What to produce
Will you quote all of the entries, word for word?

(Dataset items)
- - - -
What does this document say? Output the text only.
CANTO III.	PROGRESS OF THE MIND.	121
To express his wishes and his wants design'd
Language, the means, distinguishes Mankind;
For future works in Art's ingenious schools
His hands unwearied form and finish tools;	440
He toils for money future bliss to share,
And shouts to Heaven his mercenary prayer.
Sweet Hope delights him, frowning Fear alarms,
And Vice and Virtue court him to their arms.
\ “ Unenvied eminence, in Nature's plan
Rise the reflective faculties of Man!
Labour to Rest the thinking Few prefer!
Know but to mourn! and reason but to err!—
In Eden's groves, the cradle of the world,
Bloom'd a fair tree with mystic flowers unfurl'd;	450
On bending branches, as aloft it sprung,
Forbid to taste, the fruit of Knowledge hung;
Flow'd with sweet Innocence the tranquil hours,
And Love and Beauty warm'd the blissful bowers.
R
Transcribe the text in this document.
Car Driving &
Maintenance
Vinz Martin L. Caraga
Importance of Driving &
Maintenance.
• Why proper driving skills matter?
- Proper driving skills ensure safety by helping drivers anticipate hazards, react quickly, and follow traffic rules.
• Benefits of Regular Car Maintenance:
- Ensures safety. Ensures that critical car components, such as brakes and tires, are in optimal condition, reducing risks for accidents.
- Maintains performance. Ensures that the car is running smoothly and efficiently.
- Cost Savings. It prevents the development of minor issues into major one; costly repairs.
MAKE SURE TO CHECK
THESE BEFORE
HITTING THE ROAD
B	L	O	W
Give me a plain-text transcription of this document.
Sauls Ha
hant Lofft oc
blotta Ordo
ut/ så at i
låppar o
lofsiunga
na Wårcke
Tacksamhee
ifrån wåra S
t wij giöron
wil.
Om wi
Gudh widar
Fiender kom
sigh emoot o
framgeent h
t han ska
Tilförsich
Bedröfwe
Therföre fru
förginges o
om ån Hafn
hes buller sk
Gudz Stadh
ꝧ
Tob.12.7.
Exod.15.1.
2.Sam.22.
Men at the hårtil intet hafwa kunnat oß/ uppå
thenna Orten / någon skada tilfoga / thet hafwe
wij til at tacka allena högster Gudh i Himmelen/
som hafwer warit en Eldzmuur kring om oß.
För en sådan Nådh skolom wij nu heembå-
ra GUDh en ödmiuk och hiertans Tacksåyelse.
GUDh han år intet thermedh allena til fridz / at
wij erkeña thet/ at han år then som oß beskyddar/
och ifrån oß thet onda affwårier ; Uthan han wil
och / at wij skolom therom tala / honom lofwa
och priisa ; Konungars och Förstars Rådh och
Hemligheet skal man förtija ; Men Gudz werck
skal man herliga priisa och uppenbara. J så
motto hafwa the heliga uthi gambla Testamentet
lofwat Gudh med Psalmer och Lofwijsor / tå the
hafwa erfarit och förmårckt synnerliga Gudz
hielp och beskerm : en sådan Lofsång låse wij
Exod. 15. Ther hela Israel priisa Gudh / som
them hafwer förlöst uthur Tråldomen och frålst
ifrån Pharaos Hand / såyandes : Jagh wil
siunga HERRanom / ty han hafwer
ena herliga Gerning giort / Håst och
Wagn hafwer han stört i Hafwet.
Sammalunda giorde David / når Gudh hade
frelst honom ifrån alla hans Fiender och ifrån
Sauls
- - - -
Written answer
What does this document say? Output the text only.
CANTO III.	PROGRESS OF THE MIND.	121
To express his wishes and his wants design'd
Language, the means, distinguishes Mankind;
For future works in Art's ingenious schools
His hands unwearied form and finish tools;	440
He toils for money future bliss to share,
And shouts to Heaven his mercenary prayer.
Sweet Hope delights him, frowning Fear alarms,
And Vice and Virtue court him to their arms.
\ “ Unenvied eminence, in Nature's plan
Rise the reflective faculties of Man!
Labour to Rest the thinking Few prefer!
Know but to mourn! and reason but to err!—
In Eden's groves, the cradle of the world,
Bloom'd a fair tree with mystic flowers unfurl'd;	450
On bending branches, as aloft it sprung,
Forbid to taste, the fruit of Knowledge hung;
Flow'd with sweet Innocence the tranquil hours,
And Love and Beauty warm'd the blissful bowers.
R
Transcribe the text in this document.
Car Driving &
Maintenance
Vinz Martin L. Caraga
Importance of Driving &
Maintenance.
• Why proper driving skills matter?
- Proper driving skills ensure safety by helping drivers anticipate hazards, react quickly, and follow traffic rules.
• Benefits of Regular Car Maintenance:
- Ensures safety. Ensures that critical car components, such as brakes and tires, are in optimal condition, reducing risks for accidents.
- Maintains performance. Ensures that the car is running smoothly and efficiently.
- Cost Savings. It prevents the development of minor issues into major one; costly repairs.
MAKE SURE TO CHECK
THESE BEFORE
HITTING THE ROAD
B	L	O	W
Give me a plain-text transcription of this document.
Sauls Ha
hant Lofft oc
blotta Ordo
ut/ så at i
låppar o
lofsiunga
na Wårcke
Tacksamhee
ifrån wåra S
t wij giöron
wil.
Om wi
Gudh widar
Fiender kom
sigh emoot o
framgeent h
t han ska
Tilförsich
Bedröfwe
Therföre fru
förginges o
om ån Hafn
hes buller sk
Gudz Stadh
ꝧ
Tob.12.7.
Exod.15.1.
2.Sam.22.
Men at the hårtil intet hafwa kunnat oß/ uppå
thenna Orten / någon skada tilfoga / thet hafwe
wij til at tacka allena högster Gudh i Himmelen/
som hafwer warit en Eldzmuur kring om oß.
För en sådan Nådh skolom wij nu heembå-
ra GUDh en ödmiuk och hiertans Tacksåyelse.
GUDh han år intet thermedh allena til fridz / at
wij erkeña thet/ at han år then som oß beskyddar/
och ifrån oß thet onda affwårier ; Uthan han wil
och / at wij skolom therom tala / honom lofwa
och priisa ; Konungars och Förstars Rådh och
Hemligheet skal man förtija ; Men Gudz werck
skal man herliga priisa och uppenbara. J så
motto hafwa the heliga uthi gambla Testamentet
lofwat Gudh med Psalmer och Lofwijsor / tå the
hafwa erfarit och förmårckt synnerliga Gudz
hielp och beskerm : en sådan Lofsång låse wij
Exod. 15. Ther hela Israel priisa Gudh / som
them hafwer förlöst uthur Tråldomen och frålst
ifrån Pharaos Hand / såyandes : Jagh wil
siunga HERRanom / ty han hafwer
ena herliga Gerning giort / Håst och
Wagn hafwer han stört i Hafwet.
Sammalunda giorde David / når Gudh hade
frelst honom ifrån alla hans Fiender och ifrån
Sauls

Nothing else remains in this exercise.